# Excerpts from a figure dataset
[Begin]

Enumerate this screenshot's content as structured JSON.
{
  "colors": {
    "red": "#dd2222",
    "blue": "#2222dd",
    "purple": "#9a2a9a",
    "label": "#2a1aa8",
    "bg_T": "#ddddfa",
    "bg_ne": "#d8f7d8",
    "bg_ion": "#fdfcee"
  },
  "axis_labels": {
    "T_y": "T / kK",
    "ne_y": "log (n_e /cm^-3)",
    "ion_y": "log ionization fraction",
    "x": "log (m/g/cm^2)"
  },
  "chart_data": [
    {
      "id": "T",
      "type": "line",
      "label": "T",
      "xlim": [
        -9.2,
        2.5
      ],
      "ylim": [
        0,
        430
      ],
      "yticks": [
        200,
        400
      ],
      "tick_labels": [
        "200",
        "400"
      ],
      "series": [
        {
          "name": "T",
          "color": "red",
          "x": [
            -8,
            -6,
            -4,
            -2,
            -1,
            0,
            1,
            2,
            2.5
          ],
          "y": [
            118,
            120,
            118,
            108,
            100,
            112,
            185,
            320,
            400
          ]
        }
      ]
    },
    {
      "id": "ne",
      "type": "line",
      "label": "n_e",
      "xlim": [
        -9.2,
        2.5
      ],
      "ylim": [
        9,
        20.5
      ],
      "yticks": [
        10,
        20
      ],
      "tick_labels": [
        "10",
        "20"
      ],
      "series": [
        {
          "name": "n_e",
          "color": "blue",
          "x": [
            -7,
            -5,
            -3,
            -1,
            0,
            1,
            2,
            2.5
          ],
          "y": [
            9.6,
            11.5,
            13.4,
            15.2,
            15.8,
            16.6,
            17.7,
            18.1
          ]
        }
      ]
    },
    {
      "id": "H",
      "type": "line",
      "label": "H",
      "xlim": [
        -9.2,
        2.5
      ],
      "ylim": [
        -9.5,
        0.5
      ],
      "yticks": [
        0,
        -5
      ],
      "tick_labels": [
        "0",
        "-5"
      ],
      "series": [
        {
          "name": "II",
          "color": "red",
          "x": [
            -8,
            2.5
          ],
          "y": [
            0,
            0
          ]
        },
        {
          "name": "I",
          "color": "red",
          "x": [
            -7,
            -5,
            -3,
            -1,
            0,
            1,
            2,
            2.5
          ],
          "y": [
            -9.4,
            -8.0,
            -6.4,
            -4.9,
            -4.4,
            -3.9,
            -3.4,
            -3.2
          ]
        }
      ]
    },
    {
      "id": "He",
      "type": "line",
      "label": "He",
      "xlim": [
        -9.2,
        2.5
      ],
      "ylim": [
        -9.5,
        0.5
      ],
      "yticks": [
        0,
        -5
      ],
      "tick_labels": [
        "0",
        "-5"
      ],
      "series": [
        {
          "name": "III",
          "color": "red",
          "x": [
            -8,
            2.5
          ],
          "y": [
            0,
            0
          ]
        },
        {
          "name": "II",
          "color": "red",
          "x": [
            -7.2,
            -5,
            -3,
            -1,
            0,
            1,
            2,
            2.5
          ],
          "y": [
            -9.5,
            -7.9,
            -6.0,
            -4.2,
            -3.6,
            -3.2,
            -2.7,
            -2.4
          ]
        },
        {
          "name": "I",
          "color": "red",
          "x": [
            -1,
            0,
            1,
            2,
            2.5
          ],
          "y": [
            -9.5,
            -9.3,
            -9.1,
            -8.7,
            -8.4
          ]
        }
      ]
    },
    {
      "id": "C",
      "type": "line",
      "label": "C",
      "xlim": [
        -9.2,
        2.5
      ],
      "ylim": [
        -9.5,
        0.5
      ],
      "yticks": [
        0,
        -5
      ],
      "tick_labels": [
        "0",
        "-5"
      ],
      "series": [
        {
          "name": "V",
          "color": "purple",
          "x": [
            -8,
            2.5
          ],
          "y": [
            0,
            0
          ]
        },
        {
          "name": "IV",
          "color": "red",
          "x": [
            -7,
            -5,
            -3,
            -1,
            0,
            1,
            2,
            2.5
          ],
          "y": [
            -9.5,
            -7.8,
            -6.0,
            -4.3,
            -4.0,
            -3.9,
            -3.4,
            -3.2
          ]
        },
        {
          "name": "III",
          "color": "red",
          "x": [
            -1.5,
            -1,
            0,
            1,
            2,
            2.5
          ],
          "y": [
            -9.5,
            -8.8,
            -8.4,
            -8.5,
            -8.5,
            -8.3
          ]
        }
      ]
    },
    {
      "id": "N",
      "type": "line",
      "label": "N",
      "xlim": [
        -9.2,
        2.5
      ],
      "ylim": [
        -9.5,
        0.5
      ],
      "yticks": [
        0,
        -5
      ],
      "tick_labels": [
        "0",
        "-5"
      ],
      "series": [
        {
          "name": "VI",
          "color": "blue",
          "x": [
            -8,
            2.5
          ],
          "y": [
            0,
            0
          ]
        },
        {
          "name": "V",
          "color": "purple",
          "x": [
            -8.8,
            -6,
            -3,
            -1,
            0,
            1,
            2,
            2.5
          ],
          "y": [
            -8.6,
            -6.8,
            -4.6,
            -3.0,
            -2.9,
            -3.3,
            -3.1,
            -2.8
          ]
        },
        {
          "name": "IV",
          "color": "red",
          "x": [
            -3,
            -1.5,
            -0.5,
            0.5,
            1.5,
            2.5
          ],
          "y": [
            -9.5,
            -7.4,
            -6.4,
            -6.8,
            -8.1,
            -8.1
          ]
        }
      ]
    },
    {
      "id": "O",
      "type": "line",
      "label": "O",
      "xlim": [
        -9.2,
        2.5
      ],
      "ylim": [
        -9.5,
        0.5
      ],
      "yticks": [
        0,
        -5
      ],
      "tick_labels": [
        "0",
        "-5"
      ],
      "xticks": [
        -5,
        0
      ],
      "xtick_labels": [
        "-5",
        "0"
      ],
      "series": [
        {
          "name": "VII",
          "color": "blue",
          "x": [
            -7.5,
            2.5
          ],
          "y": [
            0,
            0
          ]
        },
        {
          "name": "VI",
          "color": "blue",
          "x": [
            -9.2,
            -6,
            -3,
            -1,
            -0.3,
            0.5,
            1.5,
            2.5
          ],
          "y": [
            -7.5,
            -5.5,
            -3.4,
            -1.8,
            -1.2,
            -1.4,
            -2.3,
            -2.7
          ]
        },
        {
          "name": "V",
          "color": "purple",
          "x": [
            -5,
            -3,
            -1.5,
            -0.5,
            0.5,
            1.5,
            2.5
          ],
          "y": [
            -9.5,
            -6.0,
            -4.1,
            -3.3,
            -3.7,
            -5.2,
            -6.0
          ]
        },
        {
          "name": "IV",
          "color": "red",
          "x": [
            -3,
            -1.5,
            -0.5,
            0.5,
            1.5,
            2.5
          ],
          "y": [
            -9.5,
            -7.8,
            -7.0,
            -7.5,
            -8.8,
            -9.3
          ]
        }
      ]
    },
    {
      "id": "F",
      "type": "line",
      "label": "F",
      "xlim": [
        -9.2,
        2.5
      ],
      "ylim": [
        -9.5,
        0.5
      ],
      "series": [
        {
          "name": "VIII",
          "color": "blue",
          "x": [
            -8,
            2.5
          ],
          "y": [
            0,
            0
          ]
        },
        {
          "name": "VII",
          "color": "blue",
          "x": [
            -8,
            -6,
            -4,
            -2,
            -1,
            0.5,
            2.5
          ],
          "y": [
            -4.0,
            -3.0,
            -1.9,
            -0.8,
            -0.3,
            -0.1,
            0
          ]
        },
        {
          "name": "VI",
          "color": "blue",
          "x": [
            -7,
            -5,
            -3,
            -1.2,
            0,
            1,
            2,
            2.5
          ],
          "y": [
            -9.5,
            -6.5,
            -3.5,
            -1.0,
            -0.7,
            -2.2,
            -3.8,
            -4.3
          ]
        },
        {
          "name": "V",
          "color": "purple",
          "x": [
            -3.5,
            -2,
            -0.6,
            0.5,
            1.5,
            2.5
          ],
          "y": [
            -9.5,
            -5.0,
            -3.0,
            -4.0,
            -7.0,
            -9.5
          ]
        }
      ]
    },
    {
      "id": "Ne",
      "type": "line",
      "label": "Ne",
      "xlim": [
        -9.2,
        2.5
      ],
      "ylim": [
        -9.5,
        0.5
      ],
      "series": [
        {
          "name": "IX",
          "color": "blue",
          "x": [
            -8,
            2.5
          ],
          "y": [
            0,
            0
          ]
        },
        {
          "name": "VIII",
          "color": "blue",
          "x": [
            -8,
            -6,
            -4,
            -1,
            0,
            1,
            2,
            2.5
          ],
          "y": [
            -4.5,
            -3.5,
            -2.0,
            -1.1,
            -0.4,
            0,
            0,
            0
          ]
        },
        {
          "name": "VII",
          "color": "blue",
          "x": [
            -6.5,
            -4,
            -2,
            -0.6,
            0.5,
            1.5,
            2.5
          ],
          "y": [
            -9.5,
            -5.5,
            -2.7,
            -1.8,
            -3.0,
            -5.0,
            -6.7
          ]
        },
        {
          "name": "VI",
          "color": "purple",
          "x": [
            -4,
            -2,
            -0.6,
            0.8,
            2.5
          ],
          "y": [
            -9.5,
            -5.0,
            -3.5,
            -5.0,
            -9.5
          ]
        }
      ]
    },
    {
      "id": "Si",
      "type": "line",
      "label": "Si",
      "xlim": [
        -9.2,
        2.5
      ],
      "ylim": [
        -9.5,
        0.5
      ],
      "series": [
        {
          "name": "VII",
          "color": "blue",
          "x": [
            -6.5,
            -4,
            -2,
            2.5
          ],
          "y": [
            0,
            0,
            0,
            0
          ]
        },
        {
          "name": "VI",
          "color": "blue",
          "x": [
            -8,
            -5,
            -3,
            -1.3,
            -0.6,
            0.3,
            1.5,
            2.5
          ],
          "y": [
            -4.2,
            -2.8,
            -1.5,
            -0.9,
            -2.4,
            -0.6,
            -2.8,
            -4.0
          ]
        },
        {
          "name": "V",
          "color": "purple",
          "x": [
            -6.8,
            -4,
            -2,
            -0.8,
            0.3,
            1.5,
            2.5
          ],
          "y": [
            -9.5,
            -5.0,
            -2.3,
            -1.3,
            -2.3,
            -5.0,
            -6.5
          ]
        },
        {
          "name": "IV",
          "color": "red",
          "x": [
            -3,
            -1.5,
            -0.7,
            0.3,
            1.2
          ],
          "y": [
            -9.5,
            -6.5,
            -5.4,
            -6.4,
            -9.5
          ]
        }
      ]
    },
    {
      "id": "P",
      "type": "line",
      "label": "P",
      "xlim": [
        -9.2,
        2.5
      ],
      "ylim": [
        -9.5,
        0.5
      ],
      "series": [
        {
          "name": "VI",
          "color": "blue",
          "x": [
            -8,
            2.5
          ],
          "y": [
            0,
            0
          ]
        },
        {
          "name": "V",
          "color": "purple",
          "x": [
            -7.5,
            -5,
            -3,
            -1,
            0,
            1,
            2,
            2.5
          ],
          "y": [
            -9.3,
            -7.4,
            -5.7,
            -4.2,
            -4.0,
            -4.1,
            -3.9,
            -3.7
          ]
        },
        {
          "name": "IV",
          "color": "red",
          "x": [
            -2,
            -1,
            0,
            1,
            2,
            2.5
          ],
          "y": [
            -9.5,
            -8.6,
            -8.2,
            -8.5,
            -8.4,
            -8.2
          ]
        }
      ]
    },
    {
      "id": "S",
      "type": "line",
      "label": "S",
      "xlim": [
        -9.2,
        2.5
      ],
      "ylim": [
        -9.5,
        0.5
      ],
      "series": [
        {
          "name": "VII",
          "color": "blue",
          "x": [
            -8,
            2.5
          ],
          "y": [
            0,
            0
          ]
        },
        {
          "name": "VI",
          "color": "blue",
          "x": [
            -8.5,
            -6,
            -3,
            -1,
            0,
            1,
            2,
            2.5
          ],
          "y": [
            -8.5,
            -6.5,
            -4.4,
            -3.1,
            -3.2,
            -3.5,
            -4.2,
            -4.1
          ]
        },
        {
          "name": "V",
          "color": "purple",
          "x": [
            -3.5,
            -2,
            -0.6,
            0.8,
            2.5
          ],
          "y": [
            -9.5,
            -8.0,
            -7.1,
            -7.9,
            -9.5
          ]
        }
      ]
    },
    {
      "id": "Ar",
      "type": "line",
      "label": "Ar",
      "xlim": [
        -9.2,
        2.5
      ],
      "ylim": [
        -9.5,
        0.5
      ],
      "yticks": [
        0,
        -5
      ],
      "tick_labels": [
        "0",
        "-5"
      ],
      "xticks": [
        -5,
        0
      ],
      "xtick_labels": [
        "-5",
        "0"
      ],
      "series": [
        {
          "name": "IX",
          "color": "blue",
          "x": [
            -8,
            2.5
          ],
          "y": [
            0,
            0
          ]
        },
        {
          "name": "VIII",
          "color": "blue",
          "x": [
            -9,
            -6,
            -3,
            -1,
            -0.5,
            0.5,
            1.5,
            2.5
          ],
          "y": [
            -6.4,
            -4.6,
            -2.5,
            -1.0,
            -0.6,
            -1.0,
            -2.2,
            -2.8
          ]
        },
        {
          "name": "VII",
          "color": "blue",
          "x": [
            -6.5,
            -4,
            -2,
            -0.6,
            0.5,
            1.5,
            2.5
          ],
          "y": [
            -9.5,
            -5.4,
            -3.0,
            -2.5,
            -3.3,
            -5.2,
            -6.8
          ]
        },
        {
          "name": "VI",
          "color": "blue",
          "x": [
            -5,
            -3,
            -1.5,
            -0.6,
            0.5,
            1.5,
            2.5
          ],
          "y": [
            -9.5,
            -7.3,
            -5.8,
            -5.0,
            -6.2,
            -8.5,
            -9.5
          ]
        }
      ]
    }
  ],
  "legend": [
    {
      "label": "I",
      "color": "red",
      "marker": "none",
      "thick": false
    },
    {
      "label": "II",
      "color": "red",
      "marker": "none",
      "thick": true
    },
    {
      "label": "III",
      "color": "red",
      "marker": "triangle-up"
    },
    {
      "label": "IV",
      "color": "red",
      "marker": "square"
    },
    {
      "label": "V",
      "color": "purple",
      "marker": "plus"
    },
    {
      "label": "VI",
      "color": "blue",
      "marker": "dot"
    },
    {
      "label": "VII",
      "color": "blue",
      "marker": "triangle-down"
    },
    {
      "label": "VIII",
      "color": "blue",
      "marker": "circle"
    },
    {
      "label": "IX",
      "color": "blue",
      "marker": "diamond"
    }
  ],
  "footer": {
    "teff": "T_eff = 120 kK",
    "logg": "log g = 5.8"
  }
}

[End]

# GOAL
Review the preceding data and report every line that includes the string "marker".

# WRITTEN ANSWER
      "marker": "none",
      "marker": "none",
      "marker": "triangle-up"
      "marker": "square"
      "marker": "plus"
      "marker": "dot"
      "marker": "triangle-down"
      "marker": "circle"
      "marker": "diamond"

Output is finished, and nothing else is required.